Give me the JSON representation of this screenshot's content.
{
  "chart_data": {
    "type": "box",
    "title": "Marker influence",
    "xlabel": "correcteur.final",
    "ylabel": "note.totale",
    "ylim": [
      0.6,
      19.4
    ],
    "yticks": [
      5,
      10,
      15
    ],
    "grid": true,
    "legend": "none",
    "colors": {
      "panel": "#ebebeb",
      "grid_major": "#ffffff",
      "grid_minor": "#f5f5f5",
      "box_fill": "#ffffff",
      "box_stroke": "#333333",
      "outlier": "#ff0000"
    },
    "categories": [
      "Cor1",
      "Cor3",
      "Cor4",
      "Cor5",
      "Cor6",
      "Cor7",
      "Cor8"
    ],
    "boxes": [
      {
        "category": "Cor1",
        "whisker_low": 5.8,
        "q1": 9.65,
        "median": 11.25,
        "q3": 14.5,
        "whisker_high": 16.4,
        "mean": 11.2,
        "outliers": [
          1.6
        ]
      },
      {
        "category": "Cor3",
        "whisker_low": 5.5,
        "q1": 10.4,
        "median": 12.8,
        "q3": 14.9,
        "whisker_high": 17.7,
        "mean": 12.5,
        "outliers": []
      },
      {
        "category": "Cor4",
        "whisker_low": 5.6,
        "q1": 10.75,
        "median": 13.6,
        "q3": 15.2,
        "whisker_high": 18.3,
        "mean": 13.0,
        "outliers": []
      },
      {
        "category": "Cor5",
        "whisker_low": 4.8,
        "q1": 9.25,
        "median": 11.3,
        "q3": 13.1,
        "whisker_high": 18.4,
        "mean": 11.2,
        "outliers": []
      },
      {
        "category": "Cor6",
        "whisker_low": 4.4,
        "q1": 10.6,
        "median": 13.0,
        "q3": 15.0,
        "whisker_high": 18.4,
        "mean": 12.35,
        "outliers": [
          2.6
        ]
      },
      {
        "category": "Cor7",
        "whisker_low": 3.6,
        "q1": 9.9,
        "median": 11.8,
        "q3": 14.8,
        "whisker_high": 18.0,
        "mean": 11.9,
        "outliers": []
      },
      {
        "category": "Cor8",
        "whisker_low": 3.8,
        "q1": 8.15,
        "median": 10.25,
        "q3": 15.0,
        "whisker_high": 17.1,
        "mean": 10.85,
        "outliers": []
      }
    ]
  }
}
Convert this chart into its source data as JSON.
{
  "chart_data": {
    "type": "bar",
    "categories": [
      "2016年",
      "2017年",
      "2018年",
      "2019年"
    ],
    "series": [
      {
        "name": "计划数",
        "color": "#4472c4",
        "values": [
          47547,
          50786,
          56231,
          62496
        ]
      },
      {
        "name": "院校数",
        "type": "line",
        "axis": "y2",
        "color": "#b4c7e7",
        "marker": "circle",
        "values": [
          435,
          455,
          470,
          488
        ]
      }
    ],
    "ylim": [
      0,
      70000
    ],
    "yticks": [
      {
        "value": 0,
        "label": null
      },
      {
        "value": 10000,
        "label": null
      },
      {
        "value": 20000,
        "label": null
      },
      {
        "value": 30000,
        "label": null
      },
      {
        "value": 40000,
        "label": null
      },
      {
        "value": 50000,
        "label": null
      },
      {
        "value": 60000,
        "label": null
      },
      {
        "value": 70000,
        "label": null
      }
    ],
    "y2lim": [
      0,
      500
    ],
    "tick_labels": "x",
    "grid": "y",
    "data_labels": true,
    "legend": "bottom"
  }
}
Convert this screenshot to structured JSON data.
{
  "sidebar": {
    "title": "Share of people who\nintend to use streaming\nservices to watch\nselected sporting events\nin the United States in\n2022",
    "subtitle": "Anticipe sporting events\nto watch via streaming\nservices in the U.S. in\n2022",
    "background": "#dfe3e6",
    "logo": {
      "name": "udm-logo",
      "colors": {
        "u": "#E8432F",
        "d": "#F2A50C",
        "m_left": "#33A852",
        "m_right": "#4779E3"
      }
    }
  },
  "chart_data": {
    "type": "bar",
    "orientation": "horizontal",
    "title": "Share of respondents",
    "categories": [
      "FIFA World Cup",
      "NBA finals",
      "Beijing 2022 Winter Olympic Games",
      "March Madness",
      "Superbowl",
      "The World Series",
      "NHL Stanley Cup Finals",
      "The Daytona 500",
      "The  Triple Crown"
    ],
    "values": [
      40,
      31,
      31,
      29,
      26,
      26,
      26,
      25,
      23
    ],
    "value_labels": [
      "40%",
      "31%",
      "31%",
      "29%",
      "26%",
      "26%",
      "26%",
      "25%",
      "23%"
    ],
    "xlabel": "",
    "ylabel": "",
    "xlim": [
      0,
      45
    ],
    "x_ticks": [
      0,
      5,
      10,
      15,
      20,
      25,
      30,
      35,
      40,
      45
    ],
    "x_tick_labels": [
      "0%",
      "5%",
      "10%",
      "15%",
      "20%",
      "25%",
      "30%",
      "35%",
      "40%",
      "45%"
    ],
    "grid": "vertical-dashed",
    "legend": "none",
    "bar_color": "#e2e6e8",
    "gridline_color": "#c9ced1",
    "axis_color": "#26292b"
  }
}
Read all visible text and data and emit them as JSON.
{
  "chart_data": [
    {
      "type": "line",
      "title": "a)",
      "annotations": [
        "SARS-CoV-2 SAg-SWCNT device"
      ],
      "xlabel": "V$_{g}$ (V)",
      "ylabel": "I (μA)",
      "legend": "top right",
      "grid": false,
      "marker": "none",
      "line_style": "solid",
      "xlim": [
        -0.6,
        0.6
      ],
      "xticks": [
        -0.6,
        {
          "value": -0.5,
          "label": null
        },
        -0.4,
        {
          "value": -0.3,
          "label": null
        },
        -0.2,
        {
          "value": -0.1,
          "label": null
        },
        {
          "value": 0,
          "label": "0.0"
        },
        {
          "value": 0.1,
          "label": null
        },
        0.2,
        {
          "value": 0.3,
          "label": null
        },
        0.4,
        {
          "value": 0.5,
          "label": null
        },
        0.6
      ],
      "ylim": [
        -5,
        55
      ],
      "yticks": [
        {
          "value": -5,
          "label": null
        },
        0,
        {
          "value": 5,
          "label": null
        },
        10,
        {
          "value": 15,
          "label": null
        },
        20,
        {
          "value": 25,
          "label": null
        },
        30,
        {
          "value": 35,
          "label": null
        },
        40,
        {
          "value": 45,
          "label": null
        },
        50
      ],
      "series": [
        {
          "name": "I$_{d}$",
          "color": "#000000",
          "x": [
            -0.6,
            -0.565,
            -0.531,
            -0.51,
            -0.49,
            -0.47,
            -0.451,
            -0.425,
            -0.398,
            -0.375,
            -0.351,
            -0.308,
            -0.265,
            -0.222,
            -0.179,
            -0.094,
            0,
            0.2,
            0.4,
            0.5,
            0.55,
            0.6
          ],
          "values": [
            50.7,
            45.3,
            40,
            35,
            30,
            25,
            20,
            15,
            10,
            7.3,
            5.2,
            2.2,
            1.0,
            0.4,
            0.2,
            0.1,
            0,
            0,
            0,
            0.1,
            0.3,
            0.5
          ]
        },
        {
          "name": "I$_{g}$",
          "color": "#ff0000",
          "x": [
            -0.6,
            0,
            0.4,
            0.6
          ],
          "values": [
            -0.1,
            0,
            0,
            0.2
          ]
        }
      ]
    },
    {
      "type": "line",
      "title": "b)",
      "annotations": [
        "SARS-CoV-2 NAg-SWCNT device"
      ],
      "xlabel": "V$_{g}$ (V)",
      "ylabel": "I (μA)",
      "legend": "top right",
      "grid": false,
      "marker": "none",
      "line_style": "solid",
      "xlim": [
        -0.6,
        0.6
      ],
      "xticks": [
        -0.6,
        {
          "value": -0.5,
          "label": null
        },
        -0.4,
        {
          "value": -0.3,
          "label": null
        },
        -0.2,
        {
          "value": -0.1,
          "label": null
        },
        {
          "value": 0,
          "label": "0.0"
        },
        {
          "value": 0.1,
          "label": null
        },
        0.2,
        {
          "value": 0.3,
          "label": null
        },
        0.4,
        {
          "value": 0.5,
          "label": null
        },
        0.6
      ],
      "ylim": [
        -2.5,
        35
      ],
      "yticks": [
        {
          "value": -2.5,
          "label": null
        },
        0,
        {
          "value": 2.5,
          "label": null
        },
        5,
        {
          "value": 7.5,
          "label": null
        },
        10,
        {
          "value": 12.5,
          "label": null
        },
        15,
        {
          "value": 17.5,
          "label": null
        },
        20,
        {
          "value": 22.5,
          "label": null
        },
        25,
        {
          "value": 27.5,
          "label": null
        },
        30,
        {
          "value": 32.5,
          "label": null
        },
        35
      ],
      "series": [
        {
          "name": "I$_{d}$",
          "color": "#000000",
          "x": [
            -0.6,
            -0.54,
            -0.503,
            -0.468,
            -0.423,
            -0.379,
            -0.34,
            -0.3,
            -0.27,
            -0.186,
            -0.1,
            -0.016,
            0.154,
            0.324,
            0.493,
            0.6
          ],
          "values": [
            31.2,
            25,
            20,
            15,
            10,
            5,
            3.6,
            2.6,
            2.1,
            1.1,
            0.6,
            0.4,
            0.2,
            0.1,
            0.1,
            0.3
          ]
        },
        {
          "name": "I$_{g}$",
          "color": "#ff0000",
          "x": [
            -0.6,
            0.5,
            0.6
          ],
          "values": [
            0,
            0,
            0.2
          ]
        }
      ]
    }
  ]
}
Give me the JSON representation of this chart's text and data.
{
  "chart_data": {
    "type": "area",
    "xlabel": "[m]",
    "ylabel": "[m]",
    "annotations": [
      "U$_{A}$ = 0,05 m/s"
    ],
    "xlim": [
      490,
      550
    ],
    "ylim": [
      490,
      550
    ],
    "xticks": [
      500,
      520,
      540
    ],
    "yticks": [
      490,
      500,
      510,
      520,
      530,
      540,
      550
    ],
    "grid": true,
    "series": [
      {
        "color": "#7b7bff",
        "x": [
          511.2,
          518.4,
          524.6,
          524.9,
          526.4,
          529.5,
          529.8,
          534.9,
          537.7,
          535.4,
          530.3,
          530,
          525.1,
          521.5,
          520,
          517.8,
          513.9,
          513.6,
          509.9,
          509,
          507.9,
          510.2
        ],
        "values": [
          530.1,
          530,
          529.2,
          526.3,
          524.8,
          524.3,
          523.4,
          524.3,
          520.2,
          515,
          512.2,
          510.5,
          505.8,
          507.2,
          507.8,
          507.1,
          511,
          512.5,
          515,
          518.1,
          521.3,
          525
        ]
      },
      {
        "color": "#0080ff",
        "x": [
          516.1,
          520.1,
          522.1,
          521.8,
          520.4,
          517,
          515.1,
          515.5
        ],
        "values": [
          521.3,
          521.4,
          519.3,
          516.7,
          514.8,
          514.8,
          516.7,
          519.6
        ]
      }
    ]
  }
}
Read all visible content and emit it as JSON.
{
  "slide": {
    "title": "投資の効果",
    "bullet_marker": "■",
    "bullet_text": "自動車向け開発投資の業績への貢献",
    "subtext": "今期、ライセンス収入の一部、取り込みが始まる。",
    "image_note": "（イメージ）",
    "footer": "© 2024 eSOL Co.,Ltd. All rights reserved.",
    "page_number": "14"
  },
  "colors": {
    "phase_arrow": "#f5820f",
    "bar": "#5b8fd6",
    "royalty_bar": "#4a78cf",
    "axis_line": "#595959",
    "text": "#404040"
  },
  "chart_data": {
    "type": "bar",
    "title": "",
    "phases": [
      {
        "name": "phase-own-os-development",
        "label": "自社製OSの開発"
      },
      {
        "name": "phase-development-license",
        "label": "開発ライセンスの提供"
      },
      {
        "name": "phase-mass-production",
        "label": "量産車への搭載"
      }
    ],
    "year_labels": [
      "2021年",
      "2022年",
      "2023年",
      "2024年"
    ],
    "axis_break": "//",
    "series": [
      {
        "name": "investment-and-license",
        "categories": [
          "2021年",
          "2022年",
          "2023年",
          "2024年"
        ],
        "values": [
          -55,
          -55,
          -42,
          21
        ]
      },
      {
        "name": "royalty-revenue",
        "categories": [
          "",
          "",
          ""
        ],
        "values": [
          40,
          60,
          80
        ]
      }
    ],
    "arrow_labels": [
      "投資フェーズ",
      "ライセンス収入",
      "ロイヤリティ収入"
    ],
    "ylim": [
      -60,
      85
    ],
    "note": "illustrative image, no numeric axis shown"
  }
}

+++++

◆ What you are asked to do
In the entries above, find every line holding the word "Share" and copy it out.

◆ Task answer
    "title": "Share of people who\nintend to use streaming\nservices to watch\nselected sporting events\nin the United States in\n2022",
    "title": "Share of respondents",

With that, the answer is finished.